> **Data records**
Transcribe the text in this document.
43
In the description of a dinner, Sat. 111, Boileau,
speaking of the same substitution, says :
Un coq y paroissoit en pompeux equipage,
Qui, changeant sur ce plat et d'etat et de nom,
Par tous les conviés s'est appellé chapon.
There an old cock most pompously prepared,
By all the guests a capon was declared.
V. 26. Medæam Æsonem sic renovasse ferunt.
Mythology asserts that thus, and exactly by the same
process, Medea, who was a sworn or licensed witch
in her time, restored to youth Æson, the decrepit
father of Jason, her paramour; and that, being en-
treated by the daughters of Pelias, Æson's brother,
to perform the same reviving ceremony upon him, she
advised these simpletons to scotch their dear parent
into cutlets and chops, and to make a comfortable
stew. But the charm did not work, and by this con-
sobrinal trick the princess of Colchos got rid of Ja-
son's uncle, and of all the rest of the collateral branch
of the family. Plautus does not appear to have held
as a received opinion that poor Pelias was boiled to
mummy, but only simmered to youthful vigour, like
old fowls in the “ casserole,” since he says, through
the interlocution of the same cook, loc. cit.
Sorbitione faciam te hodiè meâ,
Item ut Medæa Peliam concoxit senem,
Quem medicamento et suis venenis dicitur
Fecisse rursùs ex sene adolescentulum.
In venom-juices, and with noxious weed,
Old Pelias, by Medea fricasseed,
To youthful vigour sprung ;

> **Task**
Pick out every line with the string "that" and copy it.

> **Solution**
Mythology asserts that thus, and exactly by the same
father of Jason, her paramour; and that, being en-
as a received opinion that poor Pelias was boiled to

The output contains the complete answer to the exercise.